> AIM: Every record here needs to be written out again exactly.

[start]

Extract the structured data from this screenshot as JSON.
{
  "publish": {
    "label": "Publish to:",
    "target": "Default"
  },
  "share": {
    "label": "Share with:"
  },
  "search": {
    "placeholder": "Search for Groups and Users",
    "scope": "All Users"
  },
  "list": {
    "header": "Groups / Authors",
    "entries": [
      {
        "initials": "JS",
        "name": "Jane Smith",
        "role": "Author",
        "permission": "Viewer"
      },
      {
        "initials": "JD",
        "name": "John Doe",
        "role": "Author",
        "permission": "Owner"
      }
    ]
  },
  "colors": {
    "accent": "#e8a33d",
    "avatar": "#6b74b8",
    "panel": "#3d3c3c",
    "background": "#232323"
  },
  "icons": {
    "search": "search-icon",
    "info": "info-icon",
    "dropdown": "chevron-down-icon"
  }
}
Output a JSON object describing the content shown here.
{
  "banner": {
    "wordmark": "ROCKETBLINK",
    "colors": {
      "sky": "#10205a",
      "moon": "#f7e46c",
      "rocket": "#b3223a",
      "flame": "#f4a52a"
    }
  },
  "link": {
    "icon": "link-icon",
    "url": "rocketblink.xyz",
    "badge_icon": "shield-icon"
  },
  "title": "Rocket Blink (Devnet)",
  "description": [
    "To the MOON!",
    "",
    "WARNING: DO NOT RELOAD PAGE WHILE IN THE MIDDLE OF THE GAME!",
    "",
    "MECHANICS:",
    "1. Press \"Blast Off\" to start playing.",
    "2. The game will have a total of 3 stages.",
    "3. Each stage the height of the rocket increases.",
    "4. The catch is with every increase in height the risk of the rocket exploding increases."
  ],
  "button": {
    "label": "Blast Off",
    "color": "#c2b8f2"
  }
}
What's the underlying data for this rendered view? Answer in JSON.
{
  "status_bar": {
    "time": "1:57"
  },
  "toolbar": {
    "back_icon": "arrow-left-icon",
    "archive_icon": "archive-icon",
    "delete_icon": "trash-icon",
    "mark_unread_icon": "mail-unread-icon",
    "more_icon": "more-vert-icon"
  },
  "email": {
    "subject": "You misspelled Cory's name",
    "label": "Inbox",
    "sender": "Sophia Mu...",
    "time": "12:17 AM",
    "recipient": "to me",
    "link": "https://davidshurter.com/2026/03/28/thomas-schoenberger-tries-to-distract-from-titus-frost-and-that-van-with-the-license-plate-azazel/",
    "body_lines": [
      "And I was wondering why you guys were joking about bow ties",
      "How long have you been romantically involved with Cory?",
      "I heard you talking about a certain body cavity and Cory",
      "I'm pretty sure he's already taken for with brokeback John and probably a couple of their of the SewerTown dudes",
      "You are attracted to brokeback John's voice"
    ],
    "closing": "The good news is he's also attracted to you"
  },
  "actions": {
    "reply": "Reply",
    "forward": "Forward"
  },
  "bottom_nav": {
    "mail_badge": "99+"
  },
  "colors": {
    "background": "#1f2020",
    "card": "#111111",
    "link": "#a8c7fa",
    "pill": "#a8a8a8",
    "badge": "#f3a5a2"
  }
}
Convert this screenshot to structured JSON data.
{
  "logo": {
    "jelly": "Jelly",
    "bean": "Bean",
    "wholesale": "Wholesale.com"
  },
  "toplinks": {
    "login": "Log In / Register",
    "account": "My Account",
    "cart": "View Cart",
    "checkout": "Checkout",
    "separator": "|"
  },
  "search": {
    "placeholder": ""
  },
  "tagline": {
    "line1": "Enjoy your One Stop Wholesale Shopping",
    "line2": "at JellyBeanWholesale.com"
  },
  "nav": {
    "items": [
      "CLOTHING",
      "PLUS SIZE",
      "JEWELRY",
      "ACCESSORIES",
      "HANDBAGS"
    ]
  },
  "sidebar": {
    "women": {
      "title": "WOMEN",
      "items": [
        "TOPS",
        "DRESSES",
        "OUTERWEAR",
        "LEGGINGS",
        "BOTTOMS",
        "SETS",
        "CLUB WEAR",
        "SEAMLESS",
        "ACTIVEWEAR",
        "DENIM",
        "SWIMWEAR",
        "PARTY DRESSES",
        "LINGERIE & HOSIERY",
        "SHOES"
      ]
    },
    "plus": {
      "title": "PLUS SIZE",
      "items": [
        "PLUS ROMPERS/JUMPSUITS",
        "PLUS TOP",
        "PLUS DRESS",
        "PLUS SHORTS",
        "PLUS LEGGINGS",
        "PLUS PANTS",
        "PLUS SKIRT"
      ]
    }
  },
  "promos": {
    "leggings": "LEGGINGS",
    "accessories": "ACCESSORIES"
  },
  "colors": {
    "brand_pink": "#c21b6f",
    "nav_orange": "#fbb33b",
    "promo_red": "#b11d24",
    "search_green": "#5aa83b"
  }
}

[end]

> SOLUTION FOR THIS EXERCISE:
Extract the structured data from this screenshot as JSON.
{
  "publish": {
    "label": "Publish to:",
    "target": "Default"
  },
  "share": {
    "label": "Share with:"
  },
  "search": {
    "placeholder": "Search for Groups and Users",
    "scope": "All Users"
  },
  "list": {
    "header": "Groups / Authors",
    "entries": [
      {
        "initials": "JS",
        "name": "Jane Smith",
        "role": "Author",
        "permission": "Viewer"
      },
      {
        "initials": "JD",
        "name": "John Doe",
        "role": "Author",
        "permission": "Owner"
      }
    ]
  },
  "colors": {
    "accent": "#e8a33d",
    "avatar": "#6b74b8",
    "panel": "#3d3c3c",
    "background": "#232323"
  },
  "icons": {
    "search": "search-icon",
    "info": "info-icon",
    "dropdown": "chevron-down-icon"
  }
}
Output a JSON object describing the content shown here.
{
  "banner": {
    "wordmark": "ROCKETBLINK",
    "colors": {
      "sky": "#10205a",
      "moon": "#f7e46c",
      "rocket": "#b3223a",
      "flame": "#f4a52a"
    }
  },
  "link": {
    "icon": "link-icon",
    "url": "rocketblink.xyz",
    "badge_icon": "shield-icon"
  },
  "title": "Rocket Blink (Devnet)",
  "description": [
    "To the MOON!",
    "",
    "WARNING: DO NOT RELOAD PAGE WHILE IN THE MIDDLE OF THE GAME!",
    "",
    "MECHANICS:",
    "1. Press \"Blast Off\" to start playing.",
    "2. The game will have a total of 3 stages.",
    "3. Each stage the height of the rocket increases.",
    "4. The catch is with every increase in height the risk of the rocket exploding increases."
  ],
  "button": {
    "label": "Blast Off",
    "color": "#c2b8f2"
  }
}
What's the underlying data for this rendered view? Answer in JSON.
{
  "status_bar": {
    "time": "1:57"
  },
  "toolbar": {
    "back_icon": "arrow-left-icon",
    "archive_icon": "archive-icon",
    "delete_icon": "trash-icon",
    "mark_unread_icon": "mail-unread-icon",
    "more_icon": "more-vert-icon"
  },
  "email": {
    "subject": "You misspelled Cory's name",
    "label": "Inbox",
    "sender": "Sophia Mu...",
    "time": "12:17 AM",
    "recipient": "to me",
    "link": "https://davidshurter.com/2026/03/28/thomas-schoenberger-tries-to-distract-from-titus-frost-and-that-van-with-the-license-plate-azazel/",
    "body_lines": [
      "And I was wondering why you guys were joking about bow ties",
      "How long have you been romantically involved with Cory?",
      "I heard you talking about a certain body cavity and Cory",
      "I'm pretty sure he's already taken for with brokeback John and probably a couple of their of the SewerTown dudes",
      "You are attracted to brokeback John's voice"
    ],
    "closing": "The good news is he's also attracted to you"
  },
  "actions": {
    "reply": "Reply",
    "forward": "Forward"
  },
  "bottom_nav": {
    "mail_badge": "99+"
  },
  "colors": {
    "background": "#1f2020",
    "card": "#111111",
    "link": "#a8c7fa",
    "pill": "#a8a8a8",
    "badge": "#f3a5a2"
  }
}
Convert this screenshot to structured JSON data.
{
  "logo": {
    "jelly": "Jelly",
    "bean": "Bean",
    "wholesale": "Wholesale.com"
  },
  "toplinks": {
    "login": "Log In / Register",
    "account": "My Account",
    "cart": "View Cart",
    "checkout": "Checkout",
    "separator": "|"
  },
  "search": {
    "placeholder": ""
  },
  "tagline": {
    "line1": "Enjoy your One Stop Wholesale Shopping",
    "line2": "at JellyBeanWholesale.com"
  },
  "nav": {
    "items": [
      "CLOTHING",
      "PLUS SIZE",
      "JEWELRY",
      "ACCESSORIES",
      "HANDBAGS"
    ]
  },
  "sidebar": {
    "women": {
      "title": "WOMEN",
      "items": [
        "TOPS",
        "DRESSES",
        "OUTERWEAR",
        "LEGGINGS",
        "BOTTOMS",
        "SETS",
        "CLUB WEAR",
        "SEAMLESS",
        "ACTIVEWEAR",
        "DENIM",
        "SWIMWEAR",
        "PARTY DRESSES",
        "LINGERIE & HOSIERY",
        "SHOES"
      ]
    },
    "plus": {
      "title": "PLUS SIZE",
      "items": [
        "PLUS ROMPERS/JUMPSUITS",
        "PLUS TOP",
        "PLUS DRESS",
        "PLUS SHORTS",
        "PLUS LEGGINGS",
        "PLUS PANTS",
        "PLUS SKIRT"
      ]
    }
  },
  "promos": {
    "leggings": "LEGGINGS",
    "accessories": "ACCESSORIES"
  },
  "colors": {
    "brand_pink": "#c21b6f",
    "nav_orange": "#fbb33b",
    "promo_red": "#b11d24",
    "search_green": "#5aa83b"
  }
}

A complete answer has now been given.